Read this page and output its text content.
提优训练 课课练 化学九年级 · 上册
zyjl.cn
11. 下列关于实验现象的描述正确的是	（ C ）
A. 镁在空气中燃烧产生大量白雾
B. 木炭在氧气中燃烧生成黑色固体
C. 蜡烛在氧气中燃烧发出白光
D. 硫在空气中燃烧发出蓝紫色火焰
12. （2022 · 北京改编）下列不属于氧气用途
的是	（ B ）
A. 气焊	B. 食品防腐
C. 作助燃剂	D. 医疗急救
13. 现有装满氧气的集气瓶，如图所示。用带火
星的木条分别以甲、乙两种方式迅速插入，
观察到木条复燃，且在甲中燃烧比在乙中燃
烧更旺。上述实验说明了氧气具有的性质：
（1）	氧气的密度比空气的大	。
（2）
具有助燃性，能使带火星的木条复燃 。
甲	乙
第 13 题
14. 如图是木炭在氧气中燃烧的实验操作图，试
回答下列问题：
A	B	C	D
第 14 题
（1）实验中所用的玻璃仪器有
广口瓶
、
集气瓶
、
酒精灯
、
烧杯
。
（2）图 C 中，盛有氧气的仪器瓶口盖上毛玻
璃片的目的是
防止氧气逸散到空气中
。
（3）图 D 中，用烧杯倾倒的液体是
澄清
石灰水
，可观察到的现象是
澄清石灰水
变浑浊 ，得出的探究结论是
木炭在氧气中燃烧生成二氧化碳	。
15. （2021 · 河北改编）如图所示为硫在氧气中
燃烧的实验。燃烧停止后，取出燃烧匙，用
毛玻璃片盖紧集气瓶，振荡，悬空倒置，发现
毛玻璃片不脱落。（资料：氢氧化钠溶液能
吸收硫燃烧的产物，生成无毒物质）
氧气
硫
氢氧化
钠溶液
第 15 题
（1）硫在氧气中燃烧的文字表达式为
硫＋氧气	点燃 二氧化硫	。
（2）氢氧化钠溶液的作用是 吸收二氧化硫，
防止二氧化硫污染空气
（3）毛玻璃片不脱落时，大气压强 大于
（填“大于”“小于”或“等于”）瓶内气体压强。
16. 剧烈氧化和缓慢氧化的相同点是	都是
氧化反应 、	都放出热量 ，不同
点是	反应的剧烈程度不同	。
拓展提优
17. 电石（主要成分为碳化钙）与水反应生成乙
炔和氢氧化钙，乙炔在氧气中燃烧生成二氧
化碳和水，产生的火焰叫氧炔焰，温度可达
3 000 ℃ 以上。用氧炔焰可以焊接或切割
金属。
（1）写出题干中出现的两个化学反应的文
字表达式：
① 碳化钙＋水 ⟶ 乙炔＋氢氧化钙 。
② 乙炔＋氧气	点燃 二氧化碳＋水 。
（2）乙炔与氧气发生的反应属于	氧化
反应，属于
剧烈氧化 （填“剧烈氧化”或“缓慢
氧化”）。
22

● **Problem details**
Type out all of the material again, word for word.

● **Reply**
Read this page and output its text content.
提优训练 课课练 化学九年级 · 上册
zyjl.cn
11. 下列关于实验现象的描述正确的是	（ C ）
A. 镁在空气中燃烧产生大量白雾
B. 木炭在氧气中燃烧生成黑色固体
C. 蜡烛在氧气中燃烧发出白光
D. 硫在空气中燃烧发出蓝紫色火焰
12. （2022 · 北京改编）下列不属于氧气用途
的是	（ B ）
A. 气焊	B. 食品防腐
C. 作助燃剂	D. 医疗急救
13. 现有装满氧气的集气瓶，如图所示。用带火
星的木条分别以甲、乙两种方式迅速插入，
观察到木条复燃，且在甲中燃烧比在乙中燃
烧更旺。上述实验说明了氧气具有的性质：
（1）	氧气的密度比空气的大	。
（2）
具有助燃性，能使带火星的木条复燃 。
甲	乙
第 13 题
14. 如图是木炭在氧气中燃烧的实验操作图，试
回答下列问题：
A	B	C	D
第 14 题
（1）实验中所用的玻璃仪器有
广口瓶
、
集气瓶
、
酒精灯
、
烧杯
。
（2）图 C 中，盛有氧气的仪器瓶口盖上毛玻
璃片的目的是
防止氧气逸散到空气中
。
（3）图 D 中，用烧杯倾倒的液体是
澄清
石灰水
，可观察到的现象是
澄清石灰水
变浑浊 ，得出的探究结论是
木炭在氧气中燃烧生成二氧化碳	。
15. （2021 · 河北改编）如图所示为硫在氧气中
燃烧的实验。燃烧停止后，取出燃烧匙，用
毛玻璃片盖紧集气瓶，振荡，悬空倒置，发现
毛玻璃片不脱落。（资料：氢氧化钠溶液能
吸收硫燃烧的产物，生成无毒物质）
氧气
硫
氢氧化
钠溶液
第 15 题
（1）硫在氧气中燃烧的文字表达式为
硫＋氧气	点燃 二氧化硫	。
（2）氢氧化钠溶液的作用是 吸收二氧化硫，
防止二氧化硫污染空气
（3）毛玻璃片不脱落时，大气压强 大于
（填“大于”“小于”或“等于”）瓶内气体压强。
16. 剧烈氧化和缓慢氧化的相同点是	都是
氧化反应 、	都放出热量 ，不同
点是	反应的剧烈程度不同	。
拓展提优
17. 电石（主要成分为碳化钙）与水反应生成乙
炔和氢氧化钙，乙炔在氧气中燃烧生成二氧
化碳和水，产生的火焰叫氧炔焰，温度可达
3 000 ℃ 以上。用氧炔焰可以焊接或切割
金属。
（1）写出题干中出现的两个化学反应的文
字表达式：
① 碳化钙＋水 ⟶ 乙炔＋氢氧化钙 。
② 乙炔＋氧气	点燃 二氧化碳＋水 。
（2）乙炔与氧气发生的反应属于	氧化
反应，属于
剧烈氧化 （填“剧烈氧化”或“缓慢
氧化”）。
22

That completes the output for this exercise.